YOUR TASK:
Search the material for the string "text", then return every line where it is found.

INPUT FOR THIS TASK:

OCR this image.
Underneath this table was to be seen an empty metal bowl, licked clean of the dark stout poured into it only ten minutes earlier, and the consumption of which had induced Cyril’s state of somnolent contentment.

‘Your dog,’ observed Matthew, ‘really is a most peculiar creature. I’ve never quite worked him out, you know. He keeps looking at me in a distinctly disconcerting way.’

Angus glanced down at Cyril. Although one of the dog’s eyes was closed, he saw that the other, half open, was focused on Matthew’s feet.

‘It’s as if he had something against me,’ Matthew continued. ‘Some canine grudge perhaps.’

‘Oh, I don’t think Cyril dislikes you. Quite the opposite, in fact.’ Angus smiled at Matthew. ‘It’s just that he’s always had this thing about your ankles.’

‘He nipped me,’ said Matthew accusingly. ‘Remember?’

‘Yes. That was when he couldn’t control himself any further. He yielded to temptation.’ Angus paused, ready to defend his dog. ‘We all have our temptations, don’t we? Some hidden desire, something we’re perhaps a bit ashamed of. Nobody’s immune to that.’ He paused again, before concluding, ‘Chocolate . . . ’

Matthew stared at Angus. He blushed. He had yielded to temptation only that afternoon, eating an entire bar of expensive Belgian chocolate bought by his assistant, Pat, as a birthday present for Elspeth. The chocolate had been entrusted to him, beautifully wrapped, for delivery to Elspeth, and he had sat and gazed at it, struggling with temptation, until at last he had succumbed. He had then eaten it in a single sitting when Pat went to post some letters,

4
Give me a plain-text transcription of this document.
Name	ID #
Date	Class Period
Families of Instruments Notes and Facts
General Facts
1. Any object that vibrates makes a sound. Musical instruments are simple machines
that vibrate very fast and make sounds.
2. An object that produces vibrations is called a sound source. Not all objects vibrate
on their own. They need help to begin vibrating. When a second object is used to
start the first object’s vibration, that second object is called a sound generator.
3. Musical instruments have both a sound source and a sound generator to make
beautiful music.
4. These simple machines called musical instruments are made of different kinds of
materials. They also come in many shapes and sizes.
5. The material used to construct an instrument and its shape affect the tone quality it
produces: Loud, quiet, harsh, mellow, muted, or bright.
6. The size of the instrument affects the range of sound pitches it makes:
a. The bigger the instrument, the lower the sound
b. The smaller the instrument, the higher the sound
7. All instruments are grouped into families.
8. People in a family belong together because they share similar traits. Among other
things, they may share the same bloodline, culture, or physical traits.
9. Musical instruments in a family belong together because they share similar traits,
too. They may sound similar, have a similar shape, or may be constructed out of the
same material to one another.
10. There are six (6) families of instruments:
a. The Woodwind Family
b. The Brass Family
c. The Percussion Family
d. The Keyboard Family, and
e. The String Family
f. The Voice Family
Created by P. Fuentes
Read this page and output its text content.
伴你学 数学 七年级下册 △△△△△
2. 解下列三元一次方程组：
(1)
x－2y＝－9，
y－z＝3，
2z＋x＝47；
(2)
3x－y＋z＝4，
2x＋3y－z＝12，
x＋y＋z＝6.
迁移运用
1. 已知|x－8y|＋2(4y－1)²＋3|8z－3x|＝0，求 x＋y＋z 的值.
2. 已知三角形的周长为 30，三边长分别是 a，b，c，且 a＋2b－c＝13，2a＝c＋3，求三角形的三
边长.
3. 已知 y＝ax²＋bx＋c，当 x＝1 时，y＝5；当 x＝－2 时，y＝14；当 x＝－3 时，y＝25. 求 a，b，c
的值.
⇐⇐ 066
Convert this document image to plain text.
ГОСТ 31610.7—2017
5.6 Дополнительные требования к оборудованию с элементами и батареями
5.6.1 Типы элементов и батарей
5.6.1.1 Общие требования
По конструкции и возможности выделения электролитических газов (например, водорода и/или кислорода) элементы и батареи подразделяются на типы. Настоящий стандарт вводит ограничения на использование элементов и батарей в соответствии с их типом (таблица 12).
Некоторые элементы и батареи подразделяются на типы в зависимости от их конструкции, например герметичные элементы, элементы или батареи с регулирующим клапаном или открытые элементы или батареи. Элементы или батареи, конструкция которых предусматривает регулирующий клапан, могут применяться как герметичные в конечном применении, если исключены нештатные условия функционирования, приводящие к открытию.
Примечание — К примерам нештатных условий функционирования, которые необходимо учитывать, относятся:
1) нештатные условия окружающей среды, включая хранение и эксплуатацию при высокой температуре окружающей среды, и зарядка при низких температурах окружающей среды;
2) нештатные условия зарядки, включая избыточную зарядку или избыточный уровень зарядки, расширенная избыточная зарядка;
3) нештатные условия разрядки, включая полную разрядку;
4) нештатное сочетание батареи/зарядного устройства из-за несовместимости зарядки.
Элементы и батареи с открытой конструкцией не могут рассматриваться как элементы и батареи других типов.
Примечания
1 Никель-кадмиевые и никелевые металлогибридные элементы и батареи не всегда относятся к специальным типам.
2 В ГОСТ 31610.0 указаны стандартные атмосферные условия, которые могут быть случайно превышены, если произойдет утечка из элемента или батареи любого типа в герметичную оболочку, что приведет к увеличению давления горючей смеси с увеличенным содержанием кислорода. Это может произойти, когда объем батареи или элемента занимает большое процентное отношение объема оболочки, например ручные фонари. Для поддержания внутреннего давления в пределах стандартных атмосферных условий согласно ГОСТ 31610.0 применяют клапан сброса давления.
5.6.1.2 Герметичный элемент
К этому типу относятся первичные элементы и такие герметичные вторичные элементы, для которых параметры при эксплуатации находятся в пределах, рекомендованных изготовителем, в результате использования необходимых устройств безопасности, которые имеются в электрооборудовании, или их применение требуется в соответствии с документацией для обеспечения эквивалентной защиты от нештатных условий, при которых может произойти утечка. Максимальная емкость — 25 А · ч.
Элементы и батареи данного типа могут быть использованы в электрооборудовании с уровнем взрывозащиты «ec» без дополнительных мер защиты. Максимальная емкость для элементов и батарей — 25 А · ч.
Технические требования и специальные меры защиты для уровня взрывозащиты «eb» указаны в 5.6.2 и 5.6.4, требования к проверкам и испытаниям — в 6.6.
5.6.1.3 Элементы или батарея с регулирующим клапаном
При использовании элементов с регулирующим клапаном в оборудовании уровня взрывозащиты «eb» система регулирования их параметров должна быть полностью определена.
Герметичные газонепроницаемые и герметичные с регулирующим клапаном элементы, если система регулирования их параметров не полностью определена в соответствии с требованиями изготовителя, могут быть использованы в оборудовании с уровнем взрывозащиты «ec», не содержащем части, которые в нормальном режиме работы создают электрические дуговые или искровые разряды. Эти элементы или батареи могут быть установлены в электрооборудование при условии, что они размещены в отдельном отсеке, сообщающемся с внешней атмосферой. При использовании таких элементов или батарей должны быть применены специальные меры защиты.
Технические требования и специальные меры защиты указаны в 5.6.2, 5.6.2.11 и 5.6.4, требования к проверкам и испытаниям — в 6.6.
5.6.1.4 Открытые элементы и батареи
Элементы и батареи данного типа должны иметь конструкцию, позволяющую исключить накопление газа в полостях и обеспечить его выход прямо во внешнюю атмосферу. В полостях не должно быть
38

RESPONSE:
Give me a plain-text transcription of this document.
Read this page and output its text content.
Convert this document image to plain text.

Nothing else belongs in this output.